(Work instructions): Tally the lines that contain the string "HTML" and give the number by itself.

[Data records]
• • •

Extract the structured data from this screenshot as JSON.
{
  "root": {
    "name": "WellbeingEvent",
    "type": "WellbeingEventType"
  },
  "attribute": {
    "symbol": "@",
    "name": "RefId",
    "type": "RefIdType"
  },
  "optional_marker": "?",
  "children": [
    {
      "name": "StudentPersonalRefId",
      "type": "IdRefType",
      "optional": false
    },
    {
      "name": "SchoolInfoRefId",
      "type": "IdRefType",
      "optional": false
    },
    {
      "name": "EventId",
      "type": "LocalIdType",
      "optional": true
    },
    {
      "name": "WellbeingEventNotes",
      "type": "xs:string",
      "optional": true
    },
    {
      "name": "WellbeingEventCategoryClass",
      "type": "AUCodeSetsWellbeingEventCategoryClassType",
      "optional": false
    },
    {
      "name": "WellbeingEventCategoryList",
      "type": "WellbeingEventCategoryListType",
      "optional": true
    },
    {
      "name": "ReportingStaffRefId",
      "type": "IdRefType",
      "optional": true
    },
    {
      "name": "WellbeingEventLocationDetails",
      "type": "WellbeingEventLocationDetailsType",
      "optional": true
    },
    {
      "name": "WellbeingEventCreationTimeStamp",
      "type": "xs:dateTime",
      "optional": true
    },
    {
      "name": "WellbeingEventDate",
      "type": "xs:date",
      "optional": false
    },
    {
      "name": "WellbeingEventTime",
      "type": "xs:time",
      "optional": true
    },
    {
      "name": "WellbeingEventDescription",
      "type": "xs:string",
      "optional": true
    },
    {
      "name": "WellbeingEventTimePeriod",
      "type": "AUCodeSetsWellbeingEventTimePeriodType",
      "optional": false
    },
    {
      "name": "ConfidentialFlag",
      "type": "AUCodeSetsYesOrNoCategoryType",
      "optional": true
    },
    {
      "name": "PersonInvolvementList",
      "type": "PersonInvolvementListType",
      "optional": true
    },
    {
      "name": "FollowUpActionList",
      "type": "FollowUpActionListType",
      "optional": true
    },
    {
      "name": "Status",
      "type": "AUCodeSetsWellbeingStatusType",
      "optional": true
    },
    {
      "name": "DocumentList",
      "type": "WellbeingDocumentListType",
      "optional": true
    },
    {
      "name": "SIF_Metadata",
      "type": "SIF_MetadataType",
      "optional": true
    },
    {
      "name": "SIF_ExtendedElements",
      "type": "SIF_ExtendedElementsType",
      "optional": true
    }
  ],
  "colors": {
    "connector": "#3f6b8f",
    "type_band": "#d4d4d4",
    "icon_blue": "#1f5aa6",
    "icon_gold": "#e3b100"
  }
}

• • •

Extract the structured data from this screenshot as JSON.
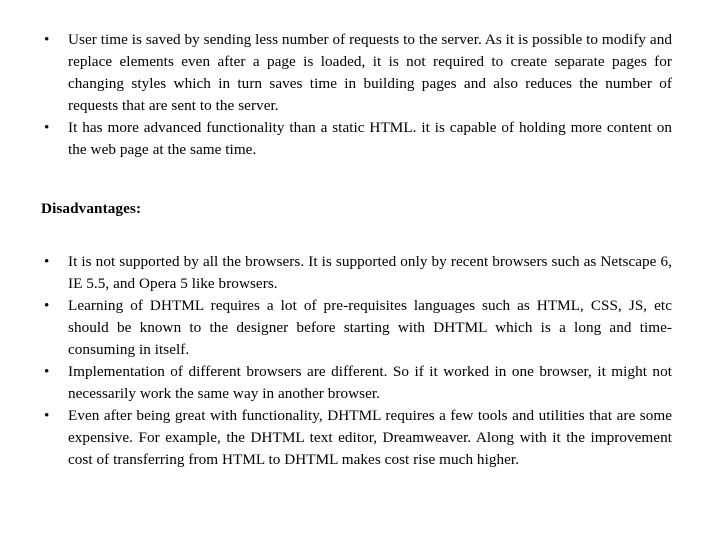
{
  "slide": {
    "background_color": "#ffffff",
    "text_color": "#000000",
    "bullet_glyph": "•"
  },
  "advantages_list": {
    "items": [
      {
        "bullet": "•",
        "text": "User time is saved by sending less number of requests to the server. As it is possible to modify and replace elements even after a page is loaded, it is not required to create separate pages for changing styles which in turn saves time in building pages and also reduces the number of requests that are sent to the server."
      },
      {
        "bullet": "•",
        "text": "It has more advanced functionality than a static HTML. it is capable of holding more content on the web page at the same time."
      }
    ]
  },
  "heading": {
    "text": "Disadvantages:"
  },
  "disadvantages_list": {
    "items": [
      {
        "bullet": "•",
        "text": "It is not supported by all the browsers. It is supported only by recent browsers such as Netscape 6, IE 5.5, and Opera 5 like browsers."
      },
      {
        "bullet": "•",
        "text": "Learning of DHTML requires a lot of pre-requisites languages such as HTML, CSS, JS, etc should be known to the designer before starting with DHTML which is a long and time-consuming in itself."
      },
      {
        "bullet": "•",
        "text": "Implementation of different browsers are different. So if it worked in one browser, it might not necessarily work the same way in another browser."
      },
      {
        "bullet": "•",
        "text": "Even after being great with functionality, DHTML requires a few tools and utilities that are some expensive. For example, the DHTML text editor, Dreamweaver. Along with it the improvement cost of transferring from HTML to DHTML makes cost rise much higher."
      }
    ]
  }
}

• • •

(Problem solution): 3